Your task: Scan the data below for the string "withheld". Copy every line where it appears.

— start —

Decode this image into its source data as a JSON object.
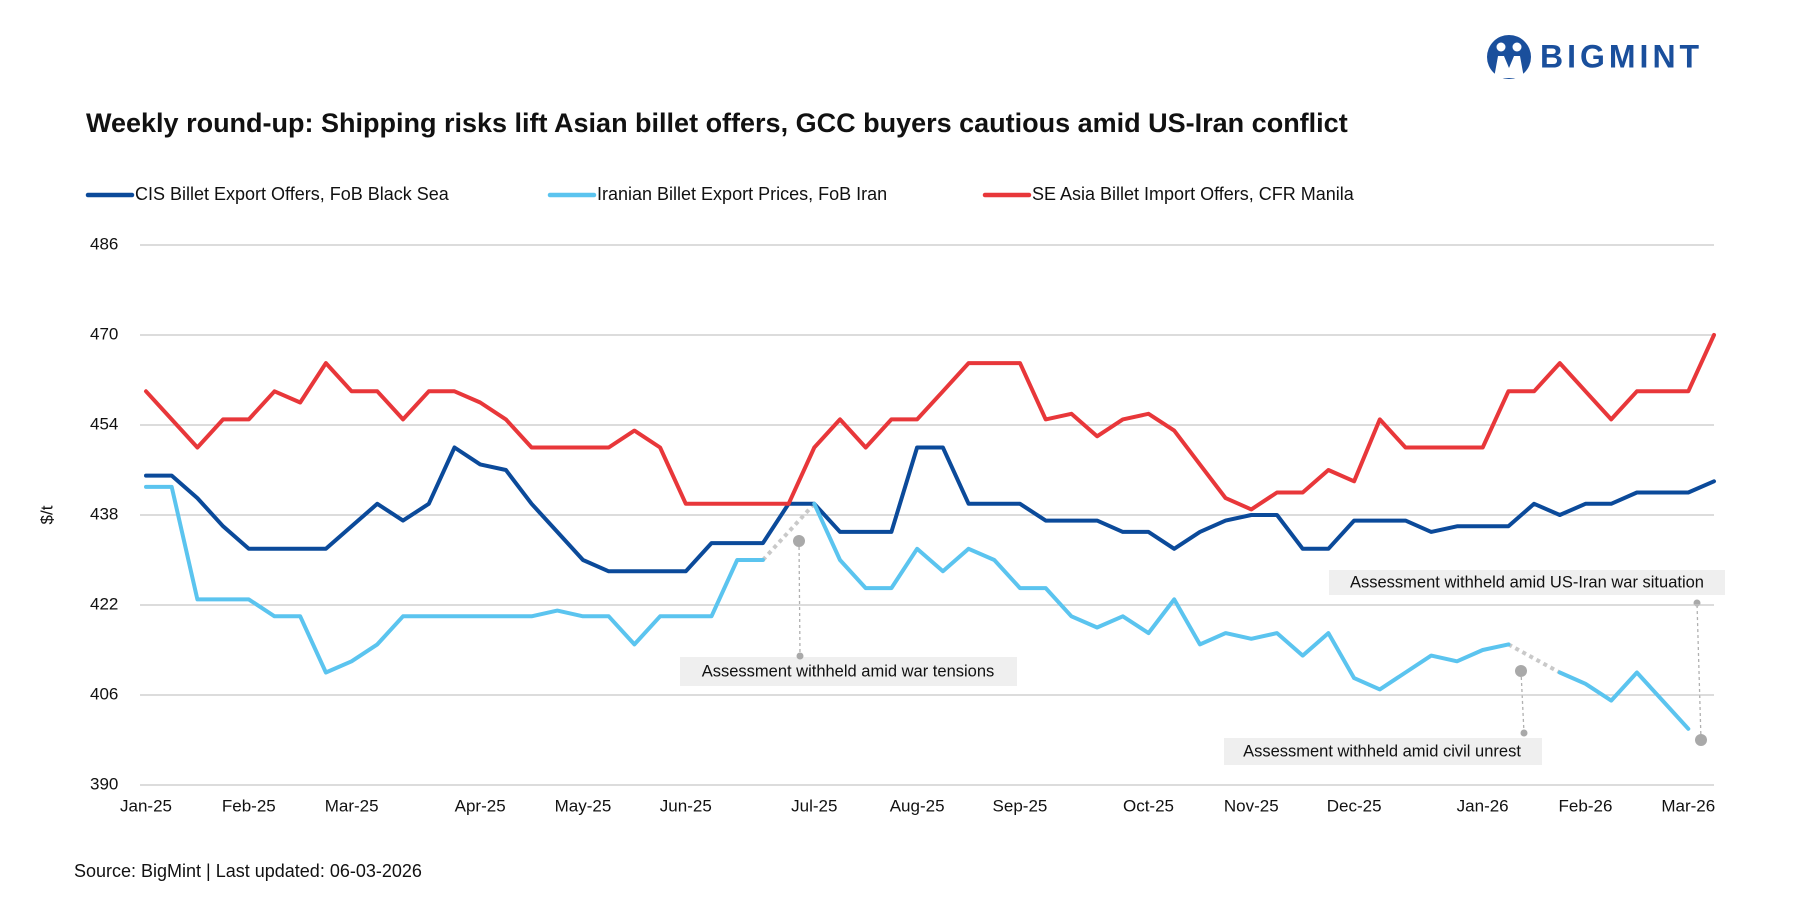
{
  "header": {
    "logo": "BIGMINT"
  },
  "chart_data": {
    "type": "line",
    "title": "Weekly round-up: Shipping risks lift Asian billet offers, GCC buyers cautious amid US-Iran conflict",
    "y_label": "$/t",
    "source": "Source: BigMint | Last updated: 06-03-2026",
    "categories": [
      "Jan-25",
      null,
      null,
      null,
      "Feb-25",
      null,
      null,
      null,
      "Mar-25",
      null,
      null,
      null,
      null,
      "Apr-25",
      null,
      null,
      null,
      "May-25",
      null,
      null,
      null,
      "Jun-25",
      null,
      null,
      null,
      null,
      "Jul-25",
      null,
      null,
      null,
      "Aug-25",
      null,
      null,
      null,
      "Sep-25",
      null,
      null,
      null,
      null,
      "Oct-25",
      null,
      null,
      null,
      "Nov-25",
      null,
      null,
      null,
      "Dec-25",
      null,
      null,
      null,
      null,
      "Jan-26",
      null,
      null,
      null,
      "Feb-26",
      null,
      null,
      null,
      "Mar-26",
      null
    ],
    "series": [
      {
        "name": "CIS Billet Export Offers, FoB Black Sea",
        "color": "#0b4a9a",
        "values": [
          445,
          445,
          441,
          436,
          432,
          432,
          432,
          432,
          436,
          440,
          437,
          440,
          450,
          447,
          446,
          440,
          435,
          430,
          428,
          428,
          428,
          428,
          433,
          433,
          433,
          440,
          440,
          435,
          435,
          435,
          450,
          450,
          440,
          440,
          440,
          437,
          437,
          437,
          435,
          435,
          432,
          435,
          437,
          438,
          438,
          432,
          432,
          437,
          437,
          437,
          435,
          436,
          436,
          436,
          440,
          438,
          440,
          440,
          442,
          442,
          442,
          444
        ]
      },
      {
        "name": "Iranian Billet Export Prices, FoB Iran",
        "color": "#5bc4ef",
        "values": [
          443,
          443,
          423,
          423,
          423,
          420,
          420,
          410,
          412,
          415,
          420,
          420,
          420,
          420,
          420,
          420,
          421,
          420,
          420,
          415,
          420,
          420,
          420,
          430,
          430,
          null,
          440,
          430,
          425,
          425,
          432,
          428,
          432,
          430,
          425,
          425,
          420,
          418,
          420,
          417,
          423,
          415,
          417,
          416,
          417,
          413,
          417,
          409,
          407,
          410,
          413,
          412,
          414,
          415,
          null,
          410,
          408,
          405,
          410,
          405,
          400,
          null
        ]
      },
      {
        "name": "SE Asia Billet Import Offers, CFR Manila",
        "color": "#e8373a",
        "values": [
          460,
          455,
          450,
          455,
          455,
          460,
          458,
          465,
          460,
          460,
          455,
          460,
          460,
          458,
          455,
          450,
          450,
          450,
          450,
          453,
          450,
          440,
          440,
          440,
          440,
          440,
          450,
          455,
          450,
          455,
          455,
          460,
          465,
          465,
          465,
          455,
          456,
          452,
          455,
          456,
          453,
          447,
          441,
          439,
          442,
          442,
          446,
          444,
          455,
          450,
          450,
          450,
          450,
          460,
          460,
          465,
          460,
          455,
          460,
          460,
          460,
          470
        ]
      }
    ],
    "ylim": [
      390,
      486
    ],
    "yticks": [
      390,
      406,
      422,
      438,
      454,
      470,
      486
    ],
    "grid": true,
    "gap_color": "#c9c9c9",
    "annotations": [
      "Assessment withheld amid  war tensions",
      "Assessment withheld amid US-Iran war situation",
      "Assessment withheld amid civil unrest"
    ]
  }
}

— end —

Response to this exercise:
      "Assessment withheld amid  war tensions",
      "Assessment withheld amid US-Iran war situation",
      "Assessment withheld amid civil unrest"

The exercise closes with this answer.